### WHAT YOU ARE ASKED TO DO
Update the records by replacing "x-tick-label" with "x-axis-label" everywhere it appears, leaving everything else unchanged, and give them back without the pictures.

### EXTRACTED RECORDS

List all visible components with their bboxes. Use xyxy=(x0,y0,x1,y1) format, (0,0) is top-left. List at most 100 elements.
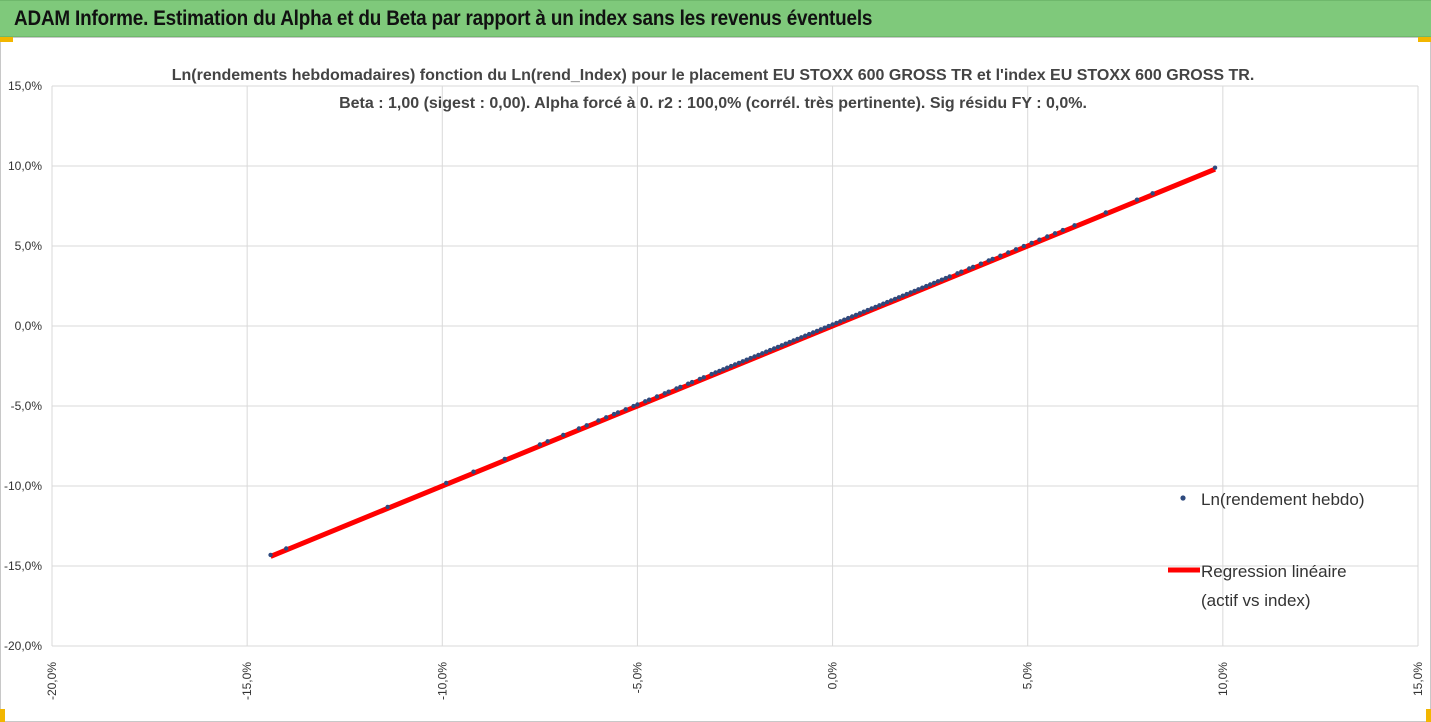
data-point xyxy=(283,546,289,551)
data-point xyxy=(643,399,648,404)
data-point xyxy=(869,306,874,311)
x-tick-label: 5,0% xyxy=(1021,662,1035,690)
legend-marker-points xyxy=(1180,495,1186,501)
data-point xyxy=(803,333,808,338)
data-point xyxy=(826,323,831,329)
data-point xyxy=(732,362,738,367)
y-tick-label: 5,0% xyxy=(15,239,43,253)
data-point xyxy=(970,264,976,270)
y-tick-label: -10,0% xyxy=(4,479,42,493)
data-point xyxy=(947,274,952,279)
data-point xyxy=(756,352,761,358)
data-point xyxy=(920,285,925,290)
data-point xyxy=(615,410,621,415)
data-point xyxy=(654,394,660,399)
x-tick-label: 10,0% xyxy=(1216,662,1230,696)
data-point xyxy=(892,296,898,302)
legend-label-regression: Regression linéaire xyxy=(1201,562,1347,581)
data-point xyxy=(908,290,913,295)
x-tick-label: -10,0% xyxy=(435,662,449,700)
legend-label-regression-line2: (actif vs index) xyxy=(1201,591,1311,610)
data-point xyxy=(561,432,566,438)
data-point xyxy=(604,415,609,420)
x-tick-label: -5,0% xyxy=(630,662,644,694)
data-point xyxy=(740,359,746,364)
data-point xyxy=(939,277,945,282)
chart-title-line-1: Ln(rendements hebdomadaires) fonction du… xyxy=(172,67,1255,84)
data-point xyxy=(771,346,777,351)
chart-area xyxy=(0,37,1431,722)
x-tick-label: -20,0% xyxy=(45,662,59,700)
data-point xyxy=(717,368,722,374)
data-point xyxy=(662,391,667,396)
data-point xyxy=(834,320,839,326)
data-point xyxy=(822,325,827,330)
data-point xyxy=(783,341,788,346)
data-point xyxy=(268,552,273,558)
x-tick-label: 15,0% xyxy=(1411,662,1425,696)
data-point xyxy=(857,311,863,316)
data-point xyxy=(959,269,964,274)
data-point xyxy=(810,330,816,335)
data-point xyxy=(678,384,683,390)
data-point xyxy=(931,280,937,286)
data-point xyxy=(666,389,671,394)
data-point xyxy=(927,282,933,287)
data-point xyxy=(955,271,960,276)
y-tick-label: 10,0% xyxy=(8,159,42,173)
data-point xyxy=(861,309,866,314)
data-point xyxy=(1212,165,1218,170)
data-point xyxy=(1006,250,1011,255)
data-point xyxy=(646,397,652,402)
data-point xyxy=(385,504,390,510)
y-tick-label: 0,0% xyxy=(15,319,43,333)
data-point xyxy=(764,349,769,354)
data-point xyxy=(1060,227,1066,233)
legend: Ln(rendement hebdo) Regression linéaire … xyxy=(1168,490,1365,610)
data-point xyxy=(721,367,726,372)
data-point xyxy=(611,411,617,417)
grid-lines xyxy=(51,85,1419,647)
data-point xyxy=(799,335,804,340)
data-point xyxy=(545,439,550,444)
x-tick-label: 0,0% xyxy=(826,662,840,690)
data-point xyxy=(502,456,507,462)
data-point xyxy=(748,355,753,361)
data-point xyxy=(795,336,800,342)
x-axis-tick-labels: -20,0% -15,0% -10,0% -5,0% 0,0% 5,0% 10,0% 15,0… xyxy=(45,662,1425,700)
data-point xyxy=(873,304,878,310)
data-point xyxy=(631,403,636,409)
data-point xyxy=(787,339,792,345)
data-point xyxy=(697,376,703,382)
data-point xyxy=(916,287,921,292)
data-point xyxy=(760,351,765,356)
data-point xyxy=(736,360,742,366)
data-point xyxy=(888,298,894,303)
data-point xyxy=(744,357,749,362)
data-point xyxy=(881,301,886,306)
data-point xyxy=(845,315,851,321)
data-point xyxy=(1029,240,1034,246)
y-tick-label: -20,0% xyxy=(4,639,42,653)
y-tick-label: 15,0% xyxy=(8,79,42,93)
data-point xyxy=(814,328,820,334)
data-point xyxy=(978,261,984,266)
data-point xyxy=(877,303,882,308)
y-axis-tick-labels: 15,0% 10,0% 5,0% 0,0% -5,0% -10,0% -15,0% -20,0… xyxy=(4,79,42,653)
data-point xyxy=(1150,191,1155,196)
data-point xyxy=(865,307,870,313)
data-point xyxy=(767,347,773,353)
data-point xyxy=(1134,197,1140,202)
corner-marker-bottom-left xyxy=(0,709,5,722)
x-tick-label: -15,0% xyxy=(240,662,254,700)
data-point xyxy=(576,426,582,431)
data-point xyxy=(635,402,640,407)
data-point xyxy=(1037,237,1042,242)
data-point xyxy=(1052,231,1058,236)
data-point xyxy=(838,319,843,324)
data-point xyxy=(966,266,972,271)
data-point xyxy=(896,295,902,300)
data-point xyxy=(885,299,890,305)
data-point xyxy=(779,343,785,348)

### EXERCISE RESPONSE
List all visible components with their bboxes. Use xyxy=(x0,y0,x1,y1) format, (0,0) is top-left. List at most 100 elements.
data-point xyxy=(283,546,289,551)
data-point xyxy=(643,399,648,404)
data-point xyxy=(869,306,874,311)
x-axis-label: 5,0% xyxy=(1021,662,1035,690)
legend-marker-points xyxy=(1180,495,1186,501)
data-point xyxy=(803,333,808,338)
data-point xyxy=(826,323,831,329)
data-point xyxy=(732,362,738,367)
y-tick-label: 5,0% xyxy=(15,239,43,253)
data-point xyxy=(970,264,976,270)
y-tick-label: -10,0% xyxy=(4,479,42,493)
data-point xyxy=(947,274,952,279)
data-point xyxy=(756,352,761,358)
data-point xyxy=(920,285,925,290)
data-point xyxy=(615,410,621,415)
data-point xyxy=(654,394,660,399)
x-axis-label: 10,0% xyxy=(1216,662,1230,696)
data-point xyxy=(892,296,898,302)
legend-label-regression: Regression linéaire xyxy=(1201,562,1347,581)
data-point xyxy=(908,290,913,295)
x-axis-label: -10,0% xyxy=(435,662,449,700)
legend-label-regression-line2: (actif vs index) xyxy=(1201,591,1311,610)
data-point xyxy=(561,432,566,438)
data-point xyxy=(604,415,609,420)
x-axis-label: -5,0% xyxy=(630,662,644,694)
data-point xyxy=(740,359,746,364)
data-point xyxy=(939,277,945,282)
chart-title-line-1: Ln(rendements hebdomadaires) fonction du… xyxy=(172,67,1255,84)
data-point xyxy=(771,346,777,351)
chart-area xyxy=(0,37,1431,722)
x-axis-label: -20,0% xyxy=(45,662,59,700)
data-point xyxy=(717,368,722,374)
data-point xyxy=(662,391,667,396)
data-point xyxy=(834,320,839,326)
data-point xyxy=(822,325,827,330)
data-point xyxy=(783,341,788,346)
data-point xyxy=(268,552,273,558)
x-axis-label: 15,0% xyxy=(1411,662,1425,696)
data-point xyxy=(857,311,863,316)
data-point xyxy=(959,269,964,274)
data-point xyxy=(810,330,816,335)
data-point xyxy=(678,384,683,390)
data-point xyxy=(931,280,937,286)
data-point xyxy=(666,389,671,394)
data-point xyxy=(927,282,933,287)
data-point xyxy=(955,271,960,276)
y-tick-label: 10,0% xyxy=(8,159,42,173)
data-point xyxy=(861,309,866,314)
data-point xyxy=(1212,165,1218,170)
data-point xyxy=(1006,250,1011,255)
data-point xyxy=(646,397,652,402)
data-point xyxy=(385,504,390,510)
y-tick-label: 0,0% xyxy=(15,319,43,333)
data-point xyxy=(764,349,769,354)
data-point xyxy=(1060,227,1066,233)
legend: Ln(rendement hebdo) Regression linéaire … xyxy=(1168,490,1365,610)
data-point xyxy=(721,367,726,372)
data-point xyxy=(611,411,617,417)
grid-lines xyxy=(51,85,1419,647)
data-point xyxy=(799,335,804,340)
data-point xyxy=(545,439,550,444)
x-axis-label: 0,0% xyxy=(826,662,840,690)
data-point xyxy=(502,456,507,462)
data-point xyxy=(748,355,753,361)
data-point xyxy=(795,336,800,342)
x-axis-tick-labels: -20,0% -15,0% -10,0% -5,0% 0,0% 5,0% 10,0% 15,0… xyxy=(45,662,1425,700)
data-point xyxy=(873,304,878,310)
data-point xyxy=(631,403,636,409)
data-point xyxy=(787,339,792,345)
data-point xyxy=(697,376,703,382)
data-point xyxy=(916,287,921,292)
data-point xyxy=(760,351,765,356)
data-point xyxy=(736,360,742,366)
data-point xyxy=(888,298,894,303)
data-point xyxy=(744,357,749,362)
data-point xyxy=(881,301,886,306)
data-point xyxy=(845,315,851,321)
data-point xyxy=(1029,240,1034,246)
y-tick-label: -20,0% xyxy=(4,639,42,653)
y-tick-label: 15,0% xyxy=(8,79,42,93)
data-point xyxy=(814,328,820,334)
data-point xyxy=(978,261,984,266)
data-point xyxy=(877,303,882,308)
y-axis-tick-labels: 15,0% 10,0% 5,0% 0,0% -5,0% -10,0% -15,0% -20,0… xyxy=(4,79,42,653)
data-point xyxy=(1150,191,1155,196)
data-point xyxy=(865,307,870,313)
data-point xyxy=(767,347,773,353)
data-point xyxy=(1134,197,1140,202)
corner-marker-bottom-left xyxy=(0,709,5,722)
x-axis-label: -15,0% xyxy=(240,662,254,700)
data-point xyxy=(576,426,582,431)
data-point xyxy=(635,402,640,407)
data-point xyxy=(1037,237,1042,242)
data-point xyxy=(1052,231,1058,236)
data-point xyxy=(838,319,843,324)
data-point xyxy=(966,266,972,271)
data-point xyxy=(896,295,902,300)
data-point xyxy=(885,299,890,305)
data-point xyxy=(779,343,785,348)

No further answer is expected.